What follows is a listing. Return every line of it exactly.

[start of GIVEN RECORDS]

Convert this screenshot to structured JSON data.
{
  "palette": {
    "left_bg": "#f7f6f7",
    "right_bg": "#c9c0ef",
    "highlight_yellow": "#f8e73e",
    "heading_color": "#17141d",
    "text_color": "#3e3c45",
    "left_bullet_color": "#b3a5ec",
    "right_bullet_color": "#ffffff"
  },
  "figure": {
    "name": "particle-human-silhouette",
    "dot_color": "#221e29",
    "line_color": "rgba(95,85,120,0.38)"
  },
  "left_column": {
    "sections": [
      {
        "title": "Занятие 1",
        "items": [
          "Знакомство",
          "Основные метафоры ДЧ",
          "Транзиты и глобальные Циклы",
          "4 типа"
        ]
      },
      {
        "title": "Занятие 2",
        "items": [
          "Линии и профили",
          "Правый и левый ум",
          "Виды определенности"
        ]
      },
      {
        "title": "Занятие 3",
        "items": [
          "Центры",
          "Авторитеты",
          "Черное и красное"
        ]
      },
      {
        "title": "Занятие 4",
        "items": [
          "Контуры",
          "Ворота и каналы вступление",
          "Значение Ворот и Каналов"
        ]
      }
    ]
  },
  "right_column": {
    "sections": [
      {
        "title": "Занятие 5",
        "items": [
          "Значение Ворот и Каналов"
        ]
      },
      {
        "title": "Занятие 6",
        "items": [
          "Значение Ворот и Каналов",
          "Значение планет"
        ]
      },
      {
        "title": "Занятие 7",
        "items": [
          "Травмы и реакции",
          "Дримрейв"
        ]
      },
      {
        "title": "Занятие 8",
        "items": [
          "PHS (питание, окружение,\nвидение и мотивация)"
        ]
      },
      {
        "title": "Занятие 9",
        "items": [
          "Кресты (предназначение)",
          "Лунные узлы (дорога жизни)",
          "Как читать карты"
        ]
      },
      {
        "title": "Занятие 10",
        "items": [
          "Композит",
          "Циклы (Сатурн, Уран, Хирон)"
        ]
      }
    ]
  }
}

[end of GIVEN RECORDS]

• [SOLUTION FOR THIS PROBLEM]
Convert this screenshot to structured JSON data.
{
  "palette": {
    "left_bg": "#f7f6f7",
    "right_bg": "#c9c0ef",
    "highlight_yellow": "#f8e73e",
    "heading_color": "#17141d",
    "text_color": "#3e3c45",
    "left_bullet_color": "#b3a5ec",
    "right_bullet_color": "#ffffff"
  },
  "figure": {
    "name": "particle-human-silhouette",
    "dot_color": "#221e29",
    "line_color": "rgba(95,85,120,0.38)"
  },
  "left_column": {
    "sections": [
      {
        "title": "Занятие 1",
        "items": [
          "Знакомство",
          "Основные метафоры ДЧ",
          "Транзиты и глобальные Циклы",
          "4 типа"
        ]
      },
      {
        "title": "Занятие 2",
        "items": [
          "Линии и профили",
          "Правый и левый ум",
          "Виды определенности"
        ]
      },
      {
        "title": "Занятие 3",
        "items": [
          "Центры",
          "Авторитеты",
          "Черное и красное"
        ]
      },
      {
        "title": "Занятие 4",
        "items": [
          "Контуры",
          "Ворота и каналы вступление",
          "Значение Ворот и Каналов"
        ]
      }
    ]
  },
  "right_column": {
    "sections": [
      {
        "title": "Занятие 5",
        "items": [
          "Значение Ворот и Каналов"
        ]
      },
      {
        "title": "Занятие 6",
        "items": [
          "Значение Ворот и Каналов",
          "Значение планет"
        ]
      },
      {
        "title": "Занятие 7",
        "items": [
          "Травмы и реакции",
          "Дримрейв"
        ]
      },
      {
        "title": "Занятие 8",
        "items": [
          "PHS (питание, окружение,\nвидение и мотивация)"
        ]
      },
      {
        "title": "Занятие 9",
        "items": [
          "Кресты (предназначение)",
          "Лунные узлы (дорога жизни)",
          "Как читать карты"
        ]
      },
      {
        "title": "Занятие 10",
        "items": [
          "Композит",
          "Циклы (Сатурн, Уран, Хирон)"
        ]
      }
    ]
  }
}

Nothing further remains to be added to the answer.